▸ **TASK DETAILS**
Repeat the lines starting at the one containing "Itemize the components" and ending at the one containing "y-tick-label: 0.6 (114, 621, 166, 660)", leaving out the pictures.

··· RECORDS FOR THIS EXERCISE ···

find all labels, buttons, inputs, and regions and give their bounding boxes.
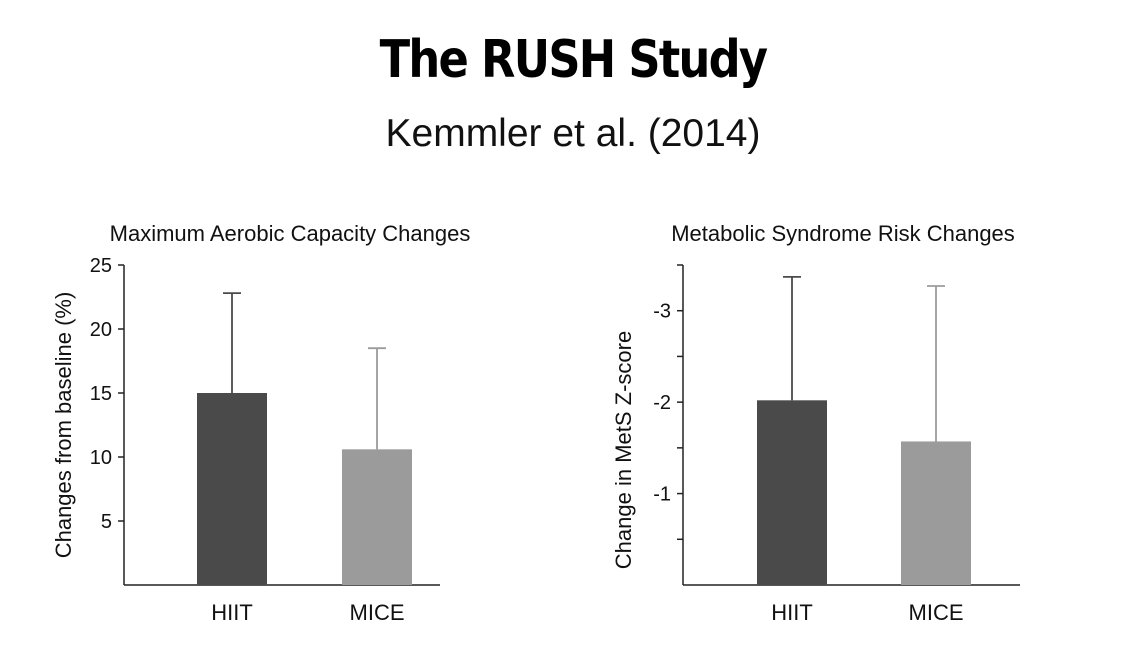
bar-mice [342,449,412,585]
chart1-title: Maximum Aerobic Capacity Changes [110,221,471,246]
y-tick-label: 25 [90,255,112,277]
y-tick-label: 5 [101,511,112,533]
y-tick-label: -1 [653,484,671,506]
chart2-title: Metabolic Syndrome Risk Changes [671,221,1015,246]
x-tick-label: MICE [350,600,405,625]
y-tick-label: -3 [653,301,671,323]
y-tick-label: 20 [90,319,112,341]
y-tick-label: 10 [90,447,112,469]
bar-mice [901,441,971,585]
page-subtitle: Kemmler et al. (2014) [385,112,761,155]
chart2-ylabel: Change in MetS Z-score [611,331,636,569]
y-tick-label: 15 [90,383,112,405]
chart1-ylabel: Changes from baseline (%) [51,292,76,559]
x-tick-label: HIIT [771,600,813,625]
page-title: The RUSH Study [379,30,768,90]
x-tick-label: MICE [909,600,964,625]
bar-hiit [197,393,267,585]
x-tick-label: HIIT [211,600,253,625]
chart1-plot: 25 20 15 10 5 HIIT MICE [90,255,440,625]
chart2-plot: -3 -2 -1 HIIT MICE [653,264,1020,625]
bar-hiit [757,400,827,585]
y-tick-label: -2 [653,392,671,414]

···
··· RECORDS FOR THIS EXERCISE ···

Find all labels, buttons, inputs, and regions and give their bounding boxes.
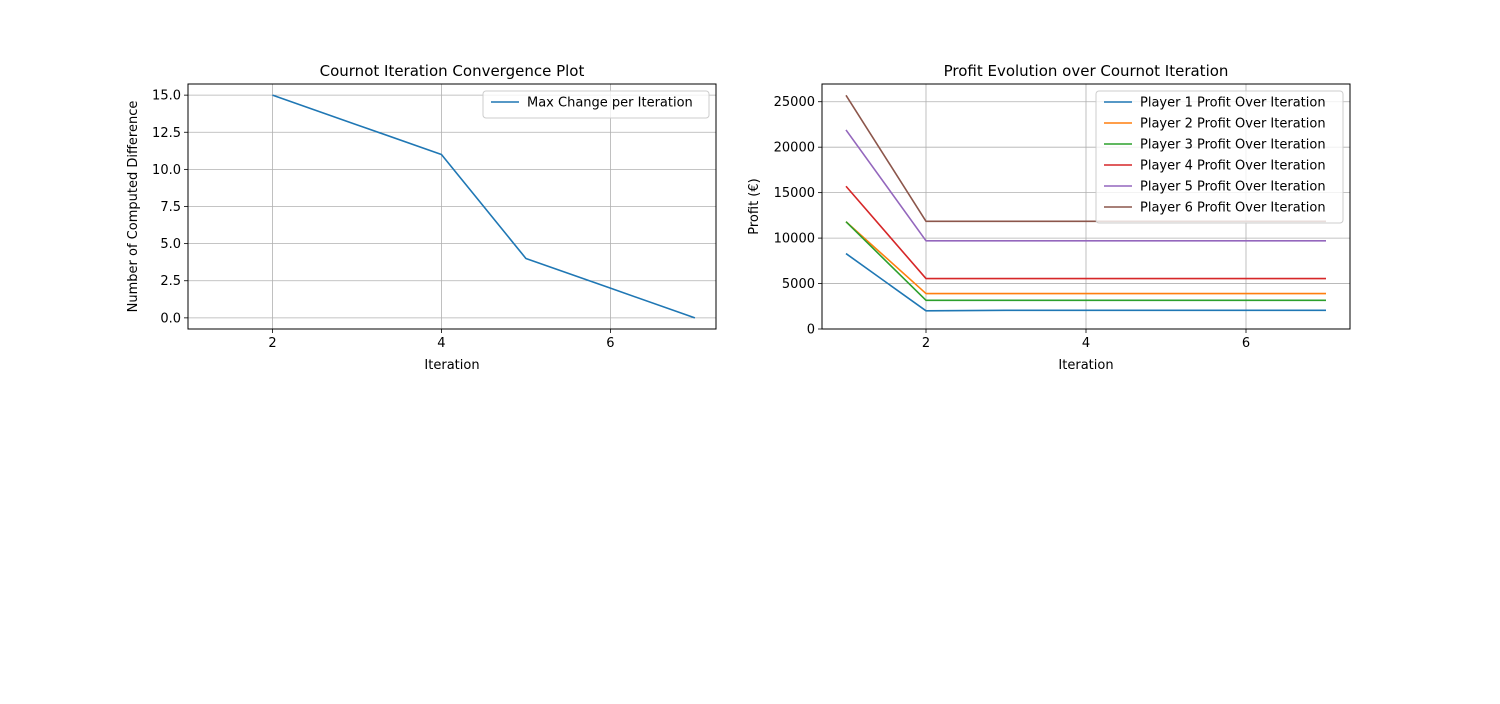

···
··· RECORDS FOR THIS EXERCISE ···

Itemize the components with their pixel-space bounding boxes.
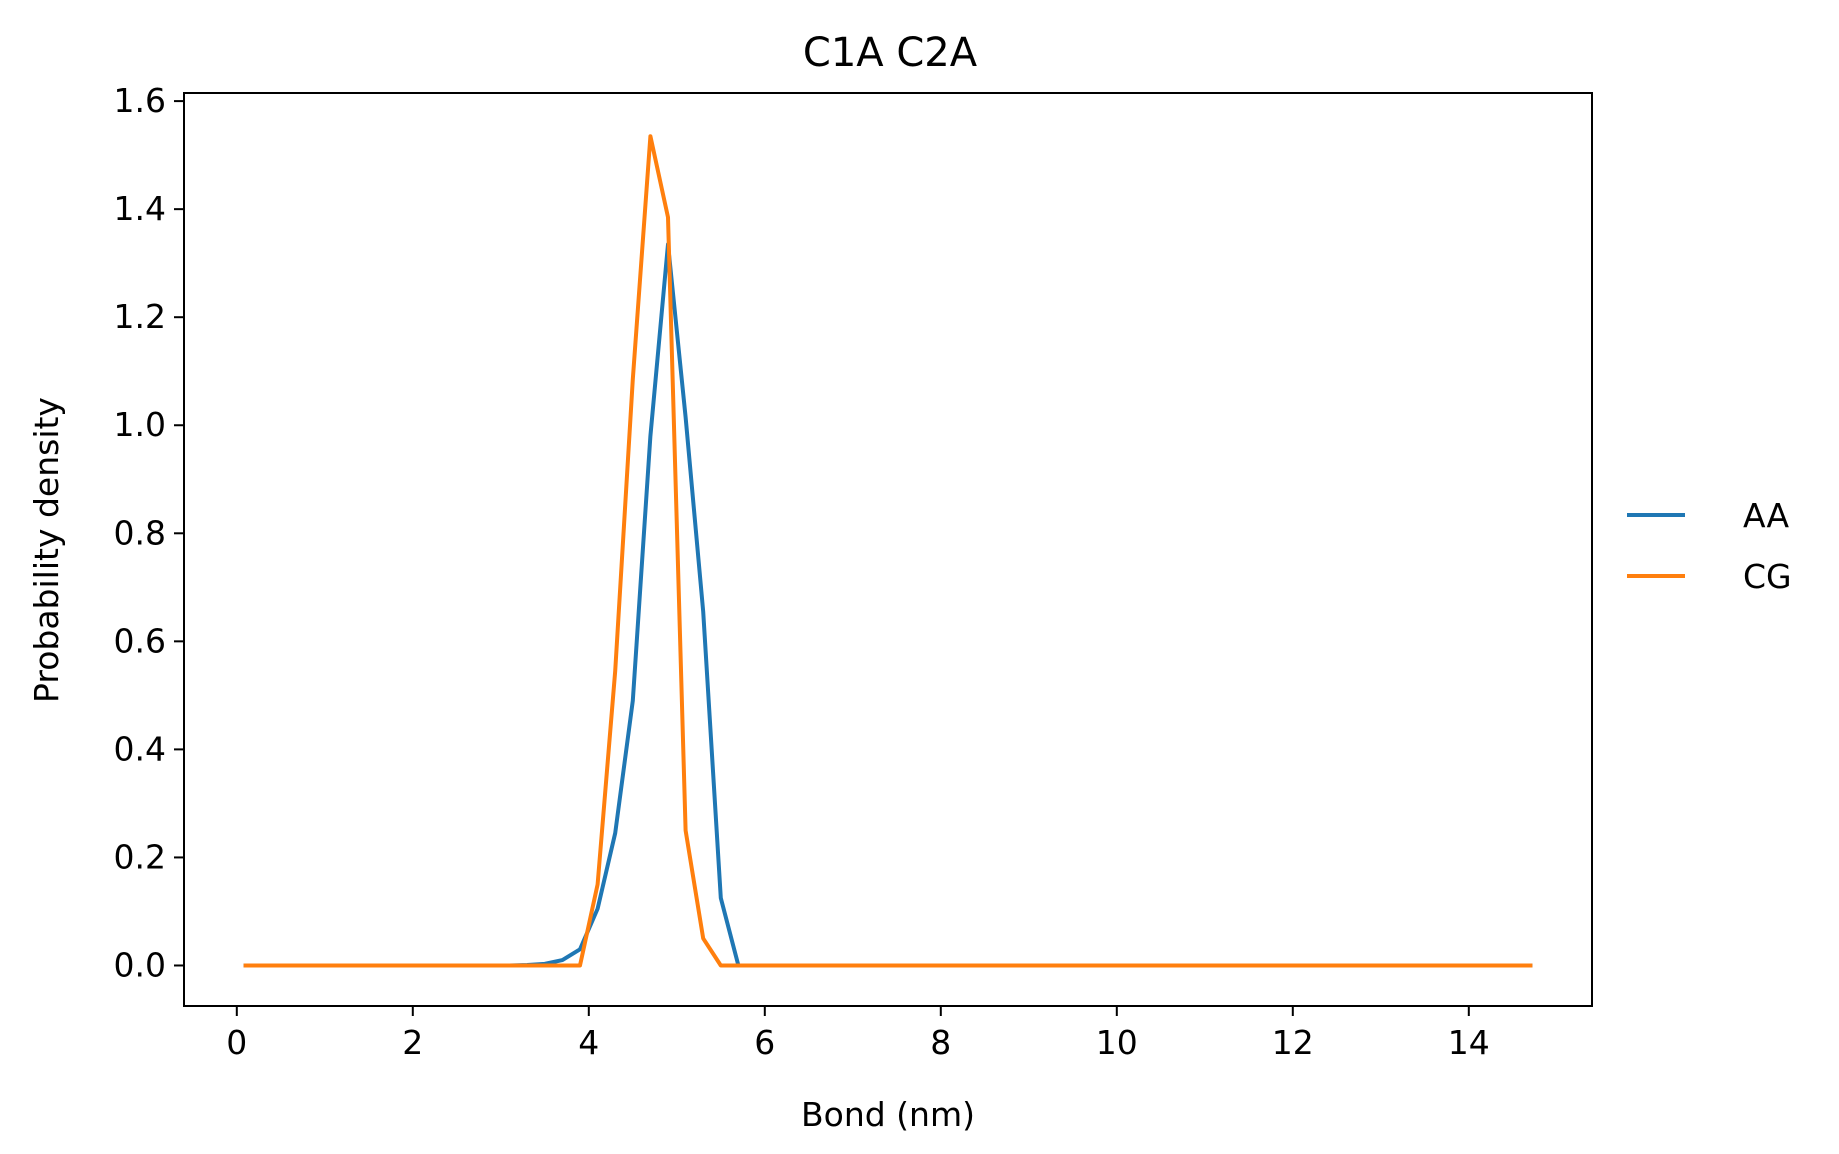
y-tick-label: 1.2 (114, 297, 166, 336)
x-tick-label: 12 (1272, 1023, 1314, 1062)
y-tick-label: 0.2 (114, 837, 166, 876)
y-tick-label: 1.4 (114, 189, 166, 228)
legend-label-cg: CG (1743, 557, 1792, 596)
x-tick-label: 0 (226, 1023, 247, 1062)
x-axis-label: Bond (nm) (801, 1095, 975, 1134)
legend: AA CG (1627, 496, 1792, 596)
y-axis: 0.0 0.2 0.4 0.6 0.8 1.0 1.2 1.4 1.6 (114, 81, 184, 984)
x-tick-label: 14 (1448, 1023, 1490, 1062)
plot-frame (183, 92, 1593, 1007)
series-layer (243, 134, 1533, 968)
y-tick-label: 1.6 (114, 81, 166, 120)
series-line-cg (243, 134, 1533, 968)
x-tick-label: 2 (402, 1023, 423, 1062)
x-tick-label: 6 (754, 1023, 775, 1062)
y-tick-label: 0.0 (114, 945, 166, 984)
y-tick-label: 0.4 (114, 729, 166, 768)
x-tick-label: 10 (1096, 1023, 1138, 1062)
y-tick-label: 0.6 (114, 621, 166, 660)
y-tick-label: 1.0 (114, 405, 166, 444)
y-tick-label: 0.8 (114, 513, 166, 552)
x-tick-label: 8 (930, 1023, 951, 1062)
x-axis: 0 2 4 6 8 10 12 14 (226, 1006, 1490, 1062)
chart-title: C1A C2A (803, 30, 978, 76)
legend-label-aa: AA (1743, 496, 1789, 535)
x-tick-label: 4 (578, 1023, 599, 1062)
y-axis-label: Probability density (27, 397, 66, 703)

···

▸ **ANSWER**
Itemize the components with their pixel-space bounding boxes.
y-tick-label: 1.2 (114, 297, 166, 336)
x-tick-label: 12 (1272, 1023, 1314, 1062)
y-tick-label: 0.2 (114, 837, 166, 876)
y-tick-label: 1.4 (114, 189, 166, 228)
legend-label-cg: CG (1743, 557, 1792, 596)
x-tick-label: 0 (226, 1023, 247, 1062)
x-axis-label: Bond (nm) (801, 1095, 975, 1134)
legend: AA CG (1627, 496, 1792, 596)
y-axis: 0.0 0.2 0.4 0.6 0.8 1.0 1.2 1.4 1.6 (114, 81, 184, 984)
x-tick-label: 14 (1448, 1023, 1490, 1062)
plot-frame (183, 92, 1593, 1007)
series-layer (243, 134, 1533, 968)
y-tick-label: 1.6 (114, 81, 166, 120)
series-line-cg (243, 134, 1533, 968)
x-tick-label: 2 (402, 1023, 423, 1062)
x-tick-label: 6 (754, 1023, 775, 1062)
y-tick-label: 0.0 (114, 945, 166, 984)
y-tick-label: 0.4 (114, 729, 166, 768)
x-tick-label: 10 (1096, 1023, 1138, 1062)
y-tick-label: 0.6 (114, 621, 166, 660)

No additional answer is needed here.